• _Objective_
Print all of the data exactly.

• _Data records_
● ● ● ● ●
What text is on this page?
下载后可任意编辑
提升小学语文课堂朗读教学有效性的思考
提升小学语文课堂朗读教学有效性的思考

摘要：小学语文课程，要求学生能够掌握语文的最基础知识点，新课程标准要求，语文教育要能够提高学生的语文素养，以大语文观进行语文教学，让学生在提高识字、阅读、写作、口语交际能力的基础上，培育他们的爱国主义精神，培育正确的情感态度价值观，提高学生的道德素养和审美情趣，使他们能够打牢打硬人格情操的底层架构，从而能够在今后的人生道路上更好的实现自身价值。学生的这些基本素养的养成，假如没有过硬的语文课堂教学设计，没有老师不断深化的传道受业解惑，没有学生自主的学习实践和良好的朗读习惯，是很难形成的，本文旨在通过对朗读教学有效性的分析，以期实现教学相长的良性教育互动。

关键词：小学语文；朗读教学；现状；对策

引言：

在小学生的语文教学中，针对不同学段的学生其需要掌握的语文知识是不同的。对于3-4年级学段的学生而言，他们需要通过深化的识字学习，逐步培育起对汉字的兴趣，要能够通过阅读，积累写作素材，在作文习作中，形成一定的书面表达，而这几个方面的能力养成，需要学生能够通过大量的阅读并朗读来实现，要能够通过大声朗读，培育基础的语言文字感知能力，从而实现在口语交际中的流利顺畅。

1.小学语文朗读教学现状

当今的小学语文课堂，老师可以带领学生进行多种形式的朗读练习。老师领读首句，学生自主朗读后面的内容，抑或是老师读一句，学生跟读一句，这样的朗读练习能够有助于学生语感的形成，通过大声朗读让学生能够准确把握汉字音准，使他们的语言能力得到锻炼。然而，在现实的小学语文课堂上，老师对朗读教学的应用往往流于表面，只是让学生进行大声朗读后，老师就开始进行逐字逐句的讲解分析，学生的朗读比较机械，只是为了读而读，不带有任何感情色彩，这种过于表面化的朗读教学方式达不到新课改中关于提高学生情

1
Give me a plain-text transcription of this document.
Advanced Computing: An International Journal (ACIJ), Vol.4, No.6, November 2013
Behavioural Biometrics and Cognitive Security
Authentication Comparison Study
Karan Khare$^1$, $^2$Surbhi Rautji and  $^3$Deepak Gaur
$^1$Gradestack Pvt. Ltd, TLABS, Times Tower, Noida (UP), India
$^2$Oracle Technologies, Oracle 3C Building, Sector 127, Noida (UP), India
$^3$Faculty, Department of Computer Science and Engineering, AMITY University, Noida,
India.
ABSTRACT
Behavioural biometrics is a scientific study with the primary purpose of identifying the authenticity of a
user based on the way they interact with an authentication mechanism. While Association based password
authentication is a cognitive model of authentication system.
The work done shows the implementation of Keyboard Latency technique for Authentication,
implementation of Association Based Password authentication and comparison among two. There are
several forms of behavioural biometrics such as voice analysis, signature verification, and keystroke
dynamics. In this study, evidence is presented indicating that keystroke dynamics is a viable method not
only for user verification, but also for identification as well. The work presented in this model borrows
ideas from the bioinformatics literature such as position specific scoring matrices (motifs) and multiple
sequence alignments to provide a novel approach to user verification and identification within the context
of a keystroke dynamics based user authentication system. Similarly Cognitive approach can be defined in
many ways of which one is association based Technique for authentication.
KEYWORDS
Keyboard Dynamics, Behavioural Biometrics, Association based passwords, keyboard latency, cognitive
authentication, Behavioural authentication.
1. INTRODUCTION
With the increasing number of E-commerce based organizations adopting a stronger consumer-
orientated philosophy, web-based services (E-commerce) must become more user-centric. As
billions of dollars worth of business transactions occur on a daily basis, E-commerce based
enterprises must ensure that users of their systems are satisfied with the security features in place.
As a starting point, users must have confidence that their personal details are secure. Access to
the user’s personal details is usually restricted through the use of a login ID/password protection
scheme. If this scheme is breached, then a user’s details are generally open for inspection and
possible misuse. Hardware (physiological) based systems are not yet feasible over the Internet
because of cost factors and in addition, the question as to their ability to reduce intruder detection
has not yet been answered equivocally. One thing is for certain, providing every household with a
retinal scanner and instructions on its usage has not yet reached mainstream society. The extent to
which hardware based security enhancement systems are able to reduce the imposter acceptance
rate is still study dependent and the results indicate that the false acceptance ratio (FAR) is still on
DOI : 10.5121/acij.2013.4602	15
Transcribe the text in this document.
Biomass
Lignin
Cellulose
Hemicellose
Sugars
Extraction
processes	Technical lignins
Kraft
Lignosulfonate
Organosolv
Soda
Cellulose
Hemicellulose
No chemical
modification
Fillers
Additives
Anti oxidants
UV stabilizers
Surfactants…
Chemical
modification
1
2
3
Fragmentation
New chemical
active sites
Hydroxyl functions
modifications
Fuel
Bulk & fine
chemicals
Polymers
● ● ● ● ●
• _Solution_
What text is on this page?
下载后可任意编辑
提升小学语文课堂朗读教学有效性的思考
提升小学语文课堂朗读教学有效性的思考

摘要：小学语文课程，要求学生能够掌握语文的最基础知识点，新课程标准要求，语文教育要能够提高学生的语文素养，以大语文观进行语文教学，让学生在提高识字、阅读、写作、口语交际能力的基础上，培育他们的爱国主义精神，培育正确的情感态度价值观，提高学生的道德素养和审美情趣，使他们能够打牢打硬人格情操的底层架构，从而能够在今后的人生道路上更好的实现自身价值。学生的这些基本素养的养成，假如没有过硬的语文课堂教学设计，没有老师不断深化的传道受业解惑，没有学生自主的学习实践和良好的朗读习惯，是很难形成的，本文旨在通过对朗读教学有效性的分析，以期实现教学相长的良性教育互动。

关键词：小学语文；朗读教学；现状；对策

引言：

在小学生的语文教学中，针对不同学段的学生其需要掌握的语文知识是不同的。对于3-4年级学段的学生而言，他们需要通过深化的识字学习，逐步培育起对汉字的兴趣，要能够通过阅读，积累写作素材，在作文习作中，形成一定的书面表达，而这几个方面的能力养成，需要学生能够通过大量的阅读并朗读来实现，要能够通过大声朗读，培育基础的语言文字感知能力，从而实现在口语交际中的流利顺畅。

1.小学语文朗读教学现状

当今的小学语文课堂，老师可以带领学生进行多种形式的朗读练习。老师领读首句，学生自主朗读后面的内容，抑或是老师读一句，学生跟读一句，这样的朗读练习能够有助于学生语感的形成，通过大声朗读让学生能够准确把握汉字音准，使他们的语言能力得到锻炼。然而，在现实的小学语文课堂上，老师对朗读教学的应用往往流于表面，只是让学生进行大声朗读后，老师就开始进行逐字逐句的讲解分析，学生的朗读比较机械，只是为了读而读，不带有任何感情色彩，这种过于表面化的朗读教学方式达不到新课改中关于提高学生情

1
Give me a plain-text transcription of this document.
Advanced Computing: An International Journal (ACIJ), Vol.4, No.6, November 2013
Behavioural Biometrics and Cognitive Security
Authentication Comparison Study
Karan Khare$^1$, $^2$Surbhi Rautji and  $^3$Deepak Gaur
$^1$Gradestack Pvt. Ltd, TLABS, Times Tower, Noida (UP), India
$^2$Oracle Technologies, Oracle 3C Building, Sector 127, Noida (UP), India
$^3$Faculty, Department of Computer Science and Engineering, AMITY University, Noida,
India.
ABSTRACT
Behavioural biometrics is a scientific study with the primary purpose of identifying the authenticity of a
user based on the way they interact with an authentication mechanism. While Association based password
authentication is a cognitive model of authentication system.
The work done shows the implementation of Keyboard Latency technique for Authentication,
implementation of Association Based Password authentication and comparison among two. There are
several forms of behavioural biometrics such as voice analysis, signature verification, and keystroke
dynamics. In this study, evidence is presented indicating that keystroke dynamics is a viable method not
only for user verification, but also for identification as well. The work presented in this model borrows
ideas from the bioinformatics literature such as position specific scoring matrices (motifs) and multiple
sequence alignments to provide a novel approach to user verification and identification within the context
of a keystroke dynamics based user authentication system. Similarly Cognitive approach can be defined in
many ways of which one is association based Technique for authentication.
KEYWORDS
Keyboard Dynamics, Behavioural Biometrics, Association based passwords, keyboard latency, cognitive
authentication, Behavioural authentication.
1. INTRODUCTION
With the increasing number of E-commerce based organizations adopting a stronger consumer-
orientated philosophy, web-based services (E-commerce) must become more user-centric. As
billions of dollars worth of business transactions occur on a daily basis, E-commerce based
enterprises must ensure that users of their systems are satisfied with the security features in place.
As a starting point, users must have confidence that their personal details are secure. Access to
the user’s personal details is usually restricted through the use of a login ID/password protection
scheme. If this scheme is breached, then a user’s details are generally open for inspection and
possible misuse. Hardware (physiological) based systems are not yet feasible over the Internet
because of cost factors and in addition, the question as to their ability to reduce intruder detection
has not yet been answered equivocally. One thing is for certain, providing every household with a
retinal scanner and instructions on its usage has not yet reached mainstream society. The extent to
which hardware based security enhancement systems are able to reduce the imposter acceptance
rate is still study dependent and the results indicate that the false acceptance ratio (FAR) is still on
DOI : 10.5121/acij.2013.4602	15
Transcribe the text in this document.
Biomass
Lignin
Cellulose
Hemicellose
Sugars
Extraction
processes	Technical lignins
Kraft
Lignosulfonate
Organosolv
Soda
Cellulose
Hemicellulose
No chemical
modification
Fillers
Additives
Anti oxidants
UV stabilizers
Surfactants…
Chemical
modification
1
2
3
Fragmentation
New chemical
active sites
Hydroxyl functions
modifications
Fuel
Bulk & fine
chemicals
Polymers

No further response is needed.